She writes:
"Self-justification is one of the sneakiest and most subtle forms of deceit the enemy uses in the lives of Christians. When we are not open and eager for the Spirit of God to correct and refine us, we often spend a huge amount of time and mental energy trying to convince ourselves that we are just fine the way we are. Then, when fellow Christians challenge us with truth, it either hurts our pride or touches on an area of compromise in our life that we are unwilling to give up. And the only way to avoid admitting that we are in the wrong is to lash out at that person and try to discredit them."
So what was my attitude you ask?
Whether it be the way I wanted to dress, what movies I wanted to see, what music I wanted to listen to, or the standards I had with guys… there was a constant bucking up in my heart in each area of my life. In every area my parents tried to instruct me, I would get caught up on each and every little technicality. I constantly had problems with justifying what I wanted to do regardless of what my parents/others said. I definitely was not open to God correcting and refining me. And what’s worse I constantly played the "blame game" on my parents and anyone else who questioned my decisions or judgements.
And honestly, I didn't just become this way overnight.
This all started somewhere. At some point in my late teens as I gained more "independence", I allowed the seed of pride to grow inside of my heart. What started out as something small (like a small snowball) began to roll and roll and ROLL and ROLL until I got to the point I was so blinded by my pride that no matter what my parents talked to me about I would find a reason to disagree. My heart had become diseased with pride. I got to the point where I didn’t care about how my choices or decisions and how it effected other people (including girls who were younger then me and looked up to me).
If only I had responded in humility…
Getting caught up on technicalities is a red flag of a heart condition. Pride. And the scary thing is that we don’t always see just how dangerous pride can be until it’s too late.
"When pride comes, then comes disgrace, but with the humble is wisdom." Proverbs 11:2
So how do you respond to your parents when they suggest covering up a little more? Does your heart say in humility "THANK YOU!" or "Seriously? What’s the big deal?"
What thoughts run through your mind when you're not allowed to see the movie all your friends are going to see? Does your heart say in humility "I will choose to trust my parents with this decision" or does your heart "It’s not like it’s rated R or anything"
Believe it or not, the small situations that come up every day are molding and shaping your heart. Either into a humble heart or a prideful heart.

**Entries supplied**
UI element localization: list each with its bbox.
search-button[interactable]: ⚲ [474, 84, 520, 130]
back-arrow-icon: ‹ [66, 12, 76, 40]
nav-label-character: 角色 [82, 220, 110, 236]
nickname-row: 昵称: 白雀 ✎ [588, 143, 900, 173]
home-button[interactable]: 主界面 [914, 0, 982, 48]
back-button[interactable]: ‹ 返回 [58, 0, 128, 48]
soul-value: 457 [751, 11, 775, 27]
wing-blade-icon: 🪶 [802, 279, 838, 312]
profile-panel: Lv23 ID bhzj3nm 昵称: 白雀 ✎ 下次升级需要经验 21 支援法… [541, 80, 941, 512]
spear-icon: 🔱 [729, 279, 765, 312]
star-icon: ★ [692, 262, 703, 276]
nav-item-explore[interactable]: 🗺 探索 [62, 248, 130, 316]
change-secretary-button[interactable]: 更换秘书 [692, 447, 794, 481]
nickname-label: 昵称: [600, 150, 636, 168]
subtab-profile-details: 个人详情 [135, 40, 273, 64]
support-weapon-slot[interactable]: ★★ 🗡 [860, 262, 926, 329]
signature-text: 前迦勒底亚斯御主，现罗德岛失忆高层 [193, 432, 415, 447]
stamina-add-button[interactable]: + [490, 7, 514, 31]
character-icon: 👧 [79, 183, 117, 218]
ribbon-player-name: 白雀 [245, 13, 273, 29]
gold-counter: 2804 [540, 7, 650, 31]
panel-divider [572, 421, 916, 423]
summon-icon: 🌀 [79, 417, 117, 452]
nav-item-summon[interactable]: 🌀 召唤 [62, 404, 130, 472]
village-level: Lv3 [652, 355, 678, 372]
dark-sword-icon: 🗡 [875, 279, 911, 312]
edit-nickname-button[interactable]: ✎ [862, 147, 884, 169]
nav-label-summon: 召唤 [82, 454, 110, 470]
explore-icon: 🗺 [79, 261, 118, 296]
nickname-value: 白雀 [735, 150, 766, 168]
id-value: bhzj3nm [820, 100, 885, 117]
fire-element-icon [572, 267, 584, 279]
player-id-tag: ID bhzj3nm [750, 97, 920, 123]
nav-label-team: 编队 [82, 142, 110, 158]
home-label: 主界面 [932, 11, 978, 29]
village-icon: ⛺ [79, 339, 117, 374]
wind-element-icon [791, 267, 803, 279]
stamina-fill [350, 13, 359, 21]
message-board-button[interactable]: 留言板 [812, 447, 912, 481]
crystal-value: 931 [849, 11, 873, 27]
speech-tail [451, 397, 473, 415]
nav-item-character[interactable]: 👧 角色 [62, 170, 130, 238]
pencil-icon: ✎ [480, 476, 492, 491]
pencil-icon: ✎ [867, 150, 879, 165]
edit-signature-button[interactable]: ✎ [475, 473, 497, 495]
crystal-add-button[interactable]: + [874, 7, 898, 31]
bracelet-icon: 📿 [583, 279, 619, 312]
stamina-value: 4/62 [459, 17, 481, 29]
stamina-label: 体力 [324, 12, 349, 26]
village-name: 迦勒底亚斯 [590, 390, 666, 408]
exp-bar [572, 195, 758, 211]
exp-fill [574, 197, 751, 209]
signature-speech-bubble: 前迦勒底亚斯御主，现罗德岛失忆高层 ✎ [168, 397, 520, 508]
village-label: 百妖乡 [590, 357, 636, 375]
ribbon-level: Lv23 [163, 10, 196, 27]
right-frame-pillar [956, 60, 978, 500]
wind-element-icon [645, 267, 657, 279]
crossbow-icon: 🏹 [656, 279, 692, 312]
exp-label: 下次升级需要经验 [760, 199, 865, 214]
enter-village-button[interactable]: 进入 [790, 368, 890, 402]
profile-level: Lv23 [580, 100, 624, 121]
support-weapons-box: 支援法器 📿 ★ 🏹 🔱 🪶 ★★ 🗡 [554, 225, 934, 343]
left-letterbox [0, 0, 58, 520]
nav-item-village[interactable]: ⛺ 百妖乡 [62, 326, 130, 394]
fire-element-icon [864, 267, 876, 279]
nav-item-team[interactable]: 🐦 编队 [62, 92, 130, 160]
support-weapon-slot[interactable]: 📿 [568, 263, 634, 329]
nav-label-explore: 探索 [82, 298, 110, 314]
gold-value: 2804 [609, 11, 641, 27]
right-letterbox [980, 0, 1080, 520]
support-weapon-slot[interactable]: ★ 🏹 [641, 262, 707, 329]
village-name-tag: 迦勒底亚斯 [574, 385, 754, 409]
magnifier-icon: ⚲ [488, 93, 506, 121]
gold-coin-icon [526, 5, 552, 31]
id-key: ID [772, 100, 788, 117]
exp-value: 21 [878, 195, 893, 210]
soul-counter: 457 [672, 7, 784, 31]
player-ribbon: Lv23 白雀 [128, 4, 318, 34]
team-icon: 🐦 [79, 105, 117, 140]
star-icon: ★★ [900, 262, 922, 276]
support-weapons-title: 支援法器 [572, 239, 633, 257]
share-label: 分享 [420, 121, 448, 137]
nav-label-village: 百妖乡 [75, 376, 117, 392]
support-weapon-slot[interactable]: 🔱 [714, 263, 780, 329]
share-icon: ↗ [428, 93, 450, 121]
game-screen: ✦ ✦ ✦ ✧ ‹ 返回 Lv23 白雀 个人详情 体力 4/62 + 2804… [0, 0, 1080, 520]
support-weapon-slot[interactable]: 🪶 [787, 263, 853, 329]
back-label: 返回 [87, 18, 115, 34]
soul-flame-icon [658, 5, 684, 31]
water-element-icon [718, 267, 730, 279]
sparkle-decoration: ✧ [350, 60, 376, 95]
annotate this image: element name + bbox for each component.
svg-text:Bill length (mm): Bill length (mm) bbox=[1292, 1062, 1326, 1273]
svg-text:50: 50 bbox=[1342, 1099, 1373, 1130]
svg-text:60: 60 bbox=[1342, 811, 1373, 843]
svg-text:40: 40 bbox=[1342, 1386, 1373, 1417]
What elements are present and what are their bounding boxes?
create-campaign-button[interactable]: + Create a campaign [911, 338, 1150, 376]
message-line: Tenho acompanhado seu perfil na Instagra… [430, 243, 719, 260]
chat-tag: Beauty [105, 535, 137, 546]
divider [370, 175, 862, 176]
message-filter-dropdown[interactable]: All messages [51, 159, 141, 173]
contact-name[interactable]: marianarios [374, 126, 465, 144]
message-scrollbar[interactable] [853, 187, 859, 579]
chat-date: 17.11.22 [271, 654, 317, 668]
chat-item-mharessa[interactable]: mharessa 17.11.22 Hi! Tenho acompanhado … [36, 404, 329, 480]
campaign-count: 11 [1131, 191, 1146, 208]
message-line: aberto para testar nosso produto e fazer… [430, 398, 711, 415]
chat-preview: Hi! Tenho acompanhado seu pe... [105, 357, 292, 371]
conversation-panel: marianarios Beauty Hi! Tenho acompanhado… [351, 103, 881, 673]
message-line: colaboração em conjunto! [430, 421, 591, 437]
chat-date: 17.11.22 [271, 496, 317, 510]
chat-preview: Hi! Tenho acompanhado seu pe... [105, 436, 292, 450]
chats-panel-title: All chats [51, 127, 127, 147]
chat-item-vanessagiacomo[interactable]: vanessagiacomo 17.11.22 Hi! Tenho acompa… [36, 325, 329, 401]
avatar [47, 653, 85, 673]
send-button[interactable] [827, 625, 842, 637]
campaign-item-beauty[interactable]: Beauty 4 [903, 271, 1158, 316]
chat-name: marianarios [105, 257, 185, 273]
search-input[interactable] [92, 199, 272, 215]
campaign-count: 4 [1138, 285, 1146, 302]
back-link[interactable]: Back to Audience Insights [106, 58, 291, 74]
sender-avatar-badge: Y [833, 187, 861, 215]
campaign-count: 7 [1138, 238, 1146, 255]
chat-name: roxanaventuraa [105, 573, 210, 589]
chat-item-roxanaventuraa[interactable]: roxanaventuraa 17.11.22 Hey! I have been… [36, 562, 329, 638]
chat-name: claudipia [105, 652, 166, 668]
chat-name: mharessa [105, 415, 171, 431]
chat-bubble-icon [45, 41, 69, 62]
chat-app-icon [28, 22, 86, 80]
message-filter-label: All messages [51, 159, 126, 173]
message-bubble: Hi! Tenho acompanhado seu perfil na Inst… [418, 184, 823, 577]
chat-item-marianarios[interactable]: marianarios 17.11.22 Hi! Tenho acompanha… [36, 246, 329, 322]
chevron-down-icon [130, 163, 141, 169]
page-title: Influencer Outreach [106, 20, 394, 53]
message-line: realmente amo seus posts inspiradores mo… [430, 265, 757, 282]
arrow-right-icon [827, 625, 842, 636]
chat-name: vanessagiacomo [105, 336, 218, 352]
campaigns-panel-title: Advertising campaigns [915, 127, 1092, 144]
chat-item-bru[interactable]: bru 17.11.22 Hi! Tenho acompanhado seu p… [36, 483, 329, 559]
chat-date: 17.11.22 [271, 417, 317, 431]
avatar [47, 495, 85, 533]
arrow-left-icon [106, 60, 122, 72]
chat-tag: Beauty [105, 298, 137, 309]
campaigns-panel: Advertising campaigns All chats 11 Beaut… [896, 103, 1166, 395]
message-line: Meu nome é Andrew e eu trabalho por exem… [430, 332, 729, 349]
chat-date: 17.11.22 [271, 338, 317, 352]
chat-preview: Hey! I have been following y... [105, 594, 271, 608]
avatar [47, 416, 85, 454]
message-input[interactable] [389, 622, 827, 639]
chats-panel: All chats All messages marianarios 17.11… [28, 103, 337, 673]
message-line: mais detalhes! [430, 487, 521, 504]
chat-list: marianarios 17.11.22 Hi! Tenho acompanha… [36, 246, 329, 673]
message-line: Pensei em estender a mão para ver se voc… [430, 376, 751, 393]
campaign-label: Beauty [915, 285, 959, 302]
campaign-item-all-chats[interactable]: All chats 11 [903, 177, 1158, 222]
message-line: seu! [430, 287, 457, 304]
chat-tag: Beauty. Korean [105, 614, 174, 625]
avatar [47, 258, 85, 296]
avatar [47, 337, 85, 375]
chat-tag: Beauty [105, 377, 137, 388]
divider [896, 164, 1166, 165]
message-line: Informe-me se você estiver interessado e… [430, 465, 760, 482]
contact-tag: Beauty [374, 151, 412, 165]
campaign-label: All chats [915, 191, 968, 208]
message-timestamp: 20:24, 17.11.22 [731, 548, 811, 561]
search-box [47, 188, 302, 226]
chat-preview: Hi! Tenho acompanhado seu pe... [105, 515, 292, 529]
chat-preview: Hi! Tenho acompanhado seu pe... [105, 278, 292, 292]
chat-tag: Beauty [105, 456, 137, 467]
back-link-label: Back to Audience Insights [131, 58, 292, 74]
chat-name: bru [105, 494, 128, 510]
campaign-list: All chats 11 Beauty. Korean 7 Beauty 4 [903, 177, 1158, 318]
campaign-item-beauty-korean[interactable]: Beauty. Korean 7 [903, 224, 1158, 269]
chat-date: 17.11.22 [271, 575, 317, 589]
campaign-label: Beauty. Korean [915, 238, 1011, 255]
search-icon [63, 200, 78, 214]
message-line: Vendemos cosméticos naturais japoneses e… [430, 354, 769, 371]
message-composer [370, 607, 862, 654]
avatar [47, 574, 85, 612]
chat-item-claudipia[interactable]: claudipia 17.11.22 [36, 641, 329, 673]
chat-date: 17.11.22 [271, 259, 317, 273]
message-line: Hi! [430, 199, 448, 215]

**Aim of the task**
In the text on pride above, write out the passage beginning with "If only I had" and ending after "it’s too late.", replacing "red flag" with "warning sign".

**Answer for this exercise**
If only I had responded in humility…
Getting caught up on technicalities is a warning sign of a heart condition. Pride. And the scary thing is that we don’t always see just how dangerous pride can be until it’s too late.